[Saved entries]
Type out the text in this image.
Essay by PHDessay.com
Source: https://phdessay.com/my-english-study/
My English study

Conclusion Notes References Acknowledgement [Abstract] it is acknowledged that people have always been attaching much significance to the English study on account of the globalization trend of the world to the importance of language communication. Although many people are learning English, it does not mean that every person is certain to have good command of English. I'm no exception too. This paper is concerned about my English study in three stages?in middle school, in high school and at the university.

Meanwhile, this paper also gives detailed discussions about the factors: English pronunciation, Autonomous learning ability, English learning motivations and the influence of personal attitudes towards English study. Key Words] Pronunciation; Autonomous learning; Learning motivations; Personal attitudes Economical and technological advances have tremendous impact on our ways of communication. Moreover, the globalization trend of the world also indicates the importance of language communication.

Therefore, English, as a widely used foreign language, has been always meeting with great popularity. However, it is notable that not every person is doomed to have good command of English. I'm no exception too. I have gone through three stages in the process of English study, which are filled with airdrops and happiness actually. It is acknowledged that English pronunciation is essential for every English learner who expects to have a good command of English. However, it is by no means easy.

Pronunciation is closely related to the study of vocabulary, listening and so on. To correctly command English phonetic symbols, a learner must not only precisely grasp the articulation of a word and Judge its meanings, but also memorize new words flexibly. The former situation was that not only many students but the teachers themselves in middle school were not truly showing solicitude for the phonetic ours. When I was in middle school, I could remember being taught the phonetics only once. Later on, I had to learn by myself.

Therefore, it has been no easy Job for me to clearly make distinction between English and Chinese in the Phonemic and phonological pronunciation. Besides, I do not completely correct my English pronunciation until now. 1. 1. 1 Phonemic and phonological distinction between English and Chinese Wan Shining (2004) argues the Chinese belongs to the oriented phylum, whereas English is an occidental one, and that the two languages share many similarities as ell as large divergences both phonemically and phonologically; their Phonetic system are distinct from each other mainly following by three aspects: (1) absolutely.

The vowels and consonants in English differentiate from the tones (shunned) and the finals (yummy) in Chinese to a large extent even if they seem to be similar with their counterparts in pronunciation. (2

Exercise requirements:
Transcribe all of the material exactly. Omit nothing.

Output for this task:
Type out the text in this image.
Essay by PHDessay.com
Source: https://phdessay.com/my-english-study/
My English study

Conclusion Notes References Acknowledgement [Abstract] it is acknowledged that people have always been attaching much significance to the English study on account of the globalization trend of the world to the importance of language communication. Although many people are learning English, it does not mean that every person is certain to have good command of English. I'm no exception too. This paper is concerned about my English study in three stages?in middle school, in high school and at the university.

Meanwhile, this paper also gives detailed discussions about the factors: English pronunciation, Autonomous learning ability, English learning motivations and the influence of personal attitudes towards English study. Key Words] Pronunciation; Autonomous learning; Learning motivations; Personal attitudes Economical and technological advances have tremendous impact on our ways of communication. Moreover, the globalization trend of the world also indicates the importance of language communication.

Therefore, English, as a widely used foreign language, has been always meeting with great popularity. However, it is notable that not every person is doomed to have good command of English. I'm no exception too. I have gone through three stages in the process of English study, which are filled with airdrops and happiness actually. It is acknowledged that English pronunciation is essential for every English learner who expects to have a good command of English. However, it is by no means easy.

Pronunciation is closely related to the study of vocabulary, listening and so on. To correctly command English phonetic symbols, a learner must not only precisely grasp the articulation of a word and Judge its meanings, but also memorize new words flexibly. The former situation was that not only many students but the teachers themselves in middle school were not truly showing solicitude for the phonetic ours. When I was in middle school, I could remember being taught the phonetics only once. Later on, I had to learn by myself.

Therefore, it has been no easy Job for me to clearly make distinction between English and Chinese in the Phonemic and phonological pronunciation. Besides, I do not completely correct my English pronunciation until now. 1. 1. 1 Phonemic and phonological distinction between English and Chinese Wan Shining (2004) argues the Chinese belongs to the oriented phylum, whereas English is an occidental one, and that the two languages share many similarities as ell as large divergences both phonemically and phonologically; their Phonetic system are distinct from each other mainly following by three aspects: (1) absolutely.

The vowels and consonants in English differentiate from the tones (shunned) and the finals (yummy) in Chinese to a large extent even if they seem to be similar with their counterparts in pronunciation. (2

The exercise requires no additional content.